▶ [Given request] Go through each line of the records below and count those with the word "habitantes". Give only the count.

Supplied information start

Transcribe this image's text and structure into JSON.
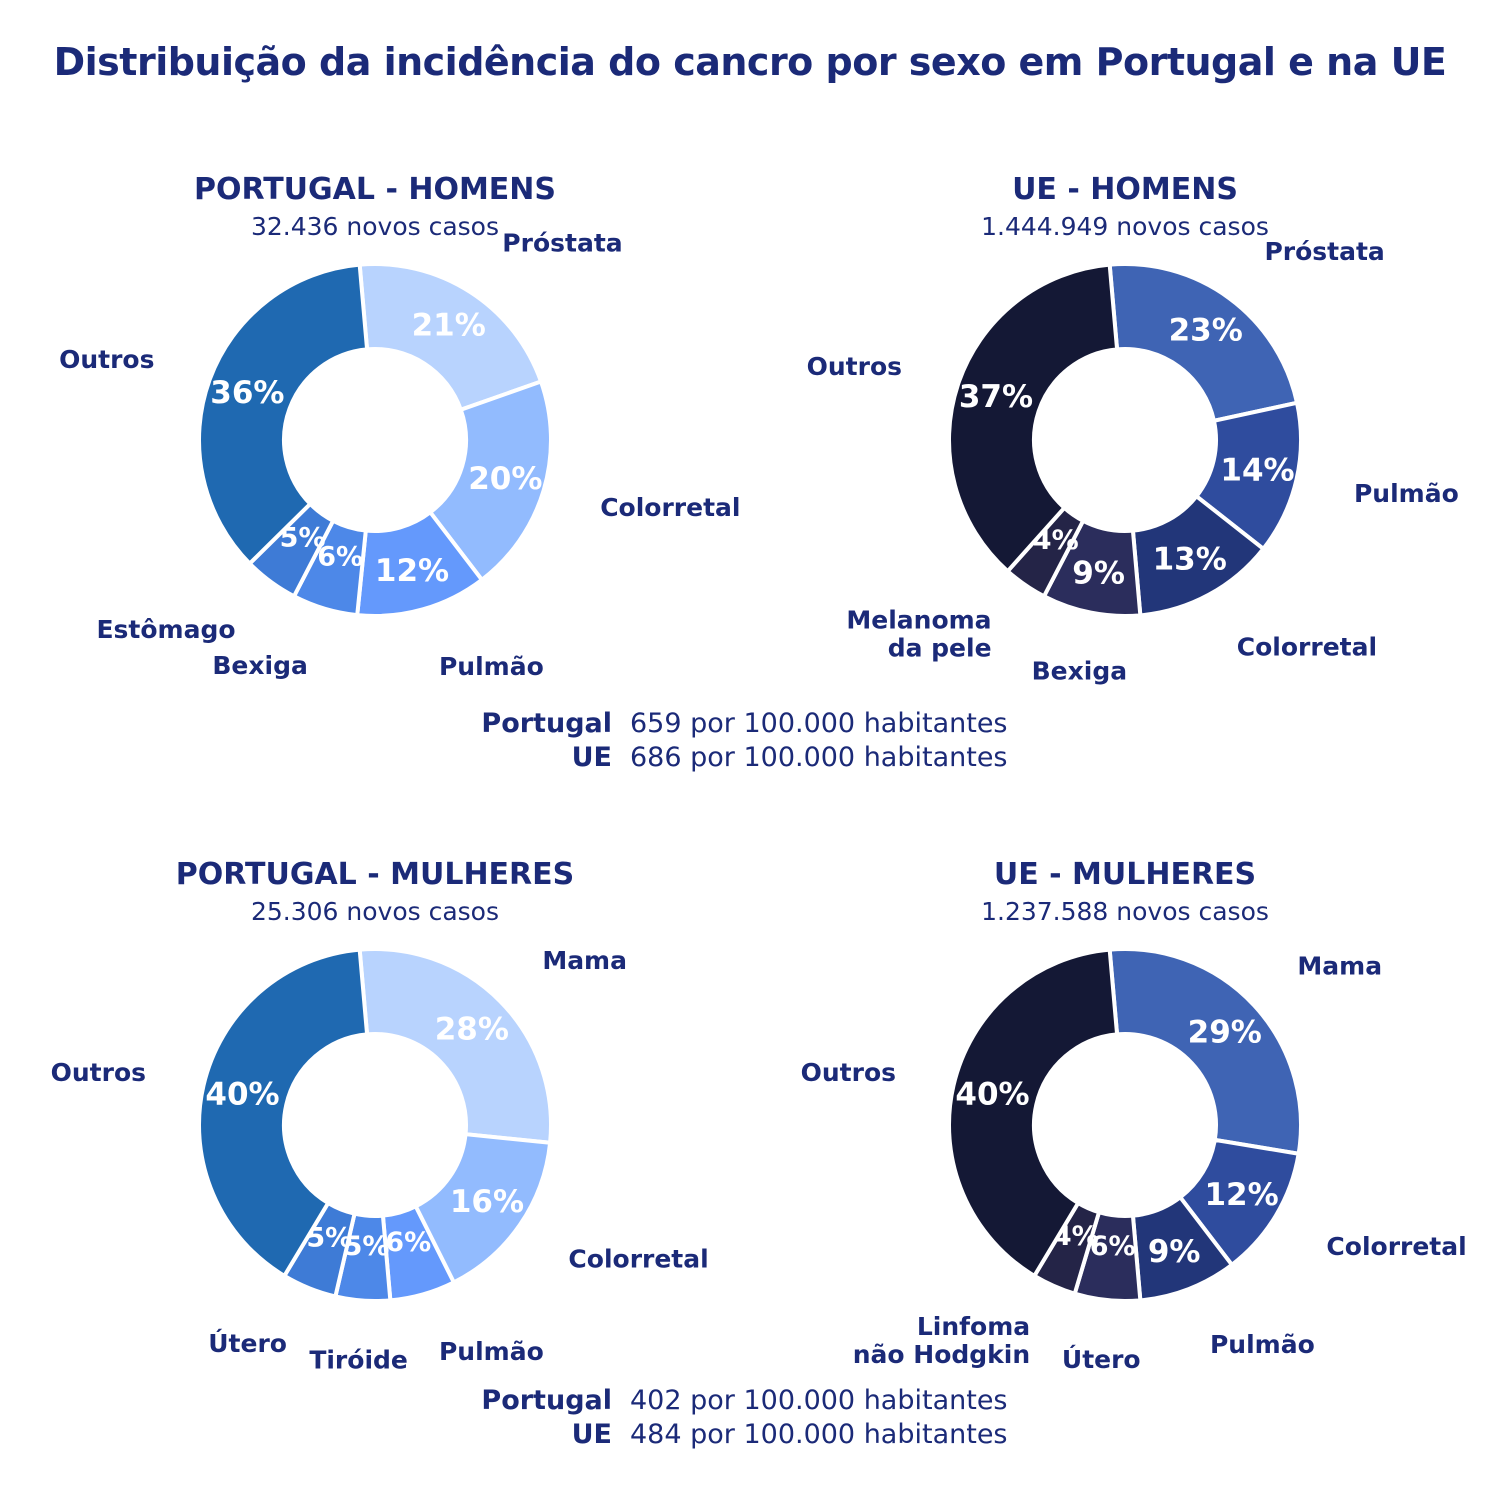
{
  "title": "Distribuição da incidência do cancro por sexo em Portugal e na UE",
  "chart_data": [
    {
      "type": "pie",
      "title": "PORTUGAL - HOMENS",
      "subtitle": "32.436 novos casos",
      "categories": [
        "Próstata",
        "Colorretal",
        "Pulmão",
        "Bexiga",
        "Estômago",
        "Outros"
      ],
      "values": [
        21,
        20,
        12,
        6,
        5,
        36
      ],
      "value_labels": [
        "21%",
        "20%",
        "12%",
        "6%",
        "5%",
        "36%"
      ],
      "colors": [
        "#b8d3fe",
        "#92bbfe",
        "#6499fc",
        "#4d88e8",
        "#3e7bd6",
        "#1f69b1"
      ]
    },
    {
      "type": "pie",
      "title": "UE - HOMENS",
      "subtitle": "1.444.949 novos casos",
      "categories": [
        "Próstata",
        "Pulmão",
        "Colorretal",
        "Bexiga",
        "Melanoma da pele",
        "Outros"
      ],
      "values": [
        23,
        14,
        13,
        9,
        4,
        37
      ],
      "value_labels": [
        "23%",
        "14%",
        "13%",
        "9%",
        "4%",
        "37%"
      ],
      "colors": [
        "#3f64b4",
        "#2f4c9e",
        "#223679",
        "#2b2d5c",
        "#242447",
        "#141835"
      ]
    },
    {
      "type": "pie",
      "title": "PORTUGAL - MULHERES",
      "subtitle": "25.306 novos casos",
      "categories": [
        "Mama",
        "Colorretal",
        "Pulmão",
        "Tiróide",
        "Útero",
        "Outros"
      ],
      "values": [
        28,
        16,
        6,
        5,
        5,
        40
      ],
      "value_labels": [
        "28%",
        "16%",
        "6%",
        "5%",
        "5%",
        "40%"
      ],
      "colors": [
        "#b8d3fe",
        "#92bbfe",
        "#6499fc",
        "#4d88e8",
        "#3e7bd6",
        "#1f69b1"
      ]
    },
    {
      "type": "pie",
      "title": "UE - MULHERES",
      "subtitle": "1.237.588 novos casos",
      "categories": [
        "Mama",
        "Colorretal",
        "Pulmão",
        "Útero",
        "Linfoma não Hodgkin",
        "Outros"
      ],
      "values": [
        29,
        12,
        9,
        6,
        4,
        40
      ],
      "value_labels": [
        "29%",
        "12%",
        "9%",
        "6%",
        "4%",
        "40%"
      ],
      "colors": [
        "#3f64b4",
        "#2f4c9e",
        "#223679",
        "#2b2d5c",
        "#242447",
        "#141835"
      ]
    }
  ],
  "rates_men": [
    {
      "label": "Portugal",
      "value": "659 por 100.000 habitantes"
    },
    {
      "label": "UE",
      "value": "686 por 100.000 habitantes"
    }
  ],
  "rates_women": [
    {
      "label": "Portugal",
      "value": "402 por 100.000 habitantes"
    },
    {
      "label": "UE",
      "value": "484 por 100.000 habitantes"
    }
  ]
}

Supplied information end

▶ [Solved exercise] 4